##### Entries #####

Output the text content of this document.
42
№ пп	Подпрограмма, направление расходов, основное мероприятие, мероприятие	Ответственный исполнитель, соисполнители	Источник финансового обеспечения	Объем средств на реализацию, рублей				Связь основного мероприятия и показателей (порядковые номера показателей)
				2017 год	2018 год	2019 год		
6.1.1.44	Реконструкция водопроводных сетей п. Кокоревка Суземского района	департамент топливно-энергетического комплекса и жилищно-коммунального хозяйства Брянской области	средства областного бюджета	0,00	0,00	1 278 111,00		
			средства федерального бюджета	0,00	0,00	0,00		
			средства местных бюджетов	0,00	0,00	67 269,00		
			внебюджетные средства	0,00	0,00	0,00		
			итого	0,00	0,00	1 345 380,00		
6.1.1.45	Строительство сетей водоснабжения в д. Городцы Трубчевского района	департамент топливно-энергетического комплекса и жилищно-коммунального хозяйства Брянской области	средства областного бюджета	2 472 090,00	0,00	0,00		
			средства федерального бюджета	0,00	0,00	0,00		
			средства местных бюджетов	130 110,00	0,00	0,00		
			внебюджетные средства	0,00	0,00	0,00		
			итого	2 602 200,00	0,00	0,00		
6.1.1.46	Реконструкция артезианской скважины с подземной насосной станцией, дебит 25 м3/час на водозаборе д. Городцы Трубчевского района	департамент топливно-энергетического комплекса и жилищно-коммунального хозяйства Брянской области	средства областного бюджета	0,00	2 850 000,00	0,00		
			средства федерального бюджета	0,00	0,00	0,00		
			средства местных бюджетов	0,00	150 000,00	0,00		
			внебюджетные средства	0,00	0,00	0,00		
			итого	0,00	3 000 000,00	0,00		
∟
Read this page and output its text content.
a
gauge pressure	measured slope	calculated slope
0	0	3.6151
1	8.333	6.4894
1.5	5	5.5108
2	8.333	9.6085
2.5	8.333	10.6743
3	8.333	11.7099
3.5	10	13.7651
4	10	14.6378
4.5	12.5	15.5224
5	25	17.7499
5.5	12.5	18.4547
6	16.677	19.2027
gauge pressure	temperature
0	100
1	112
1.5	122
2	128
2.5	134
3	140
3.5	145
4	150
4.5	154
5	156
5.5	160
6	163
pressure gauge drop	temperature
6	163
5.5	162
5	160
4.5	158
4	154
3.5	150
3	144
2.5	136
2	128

#####

What to work on
Go back to the data above and please quote exactly, and only, the lines from the line with "Read this page and output its text content." through its last line.

Exercise response
Read this page and output its text content.
a
gauge pressure	measured slope	calculated slope
0	0	3.6151
1	8.333	6.4894
1.5	5	5.5108
2	8.333	9.6085
2.5	8.333	10.6743
3	8.333	11.7099
3.5	10	13.7651
4	10	14.6378
4.5	12.5	15.5224
5	25	17.7499
5.5	12.5	18.4547
6	16.677	19.2027
gauge pressure	temperature
0	100
1	112
1.5	122
2	128
2.5	134
3	140
3.5	145
4	150
4.5	154
5	156
5.5	160
6	163
pressure gauge drop	temperature
6	163
5.5	162
5	160
4.5	158
4	154
3.5	150
3	144
2.5	136
2	128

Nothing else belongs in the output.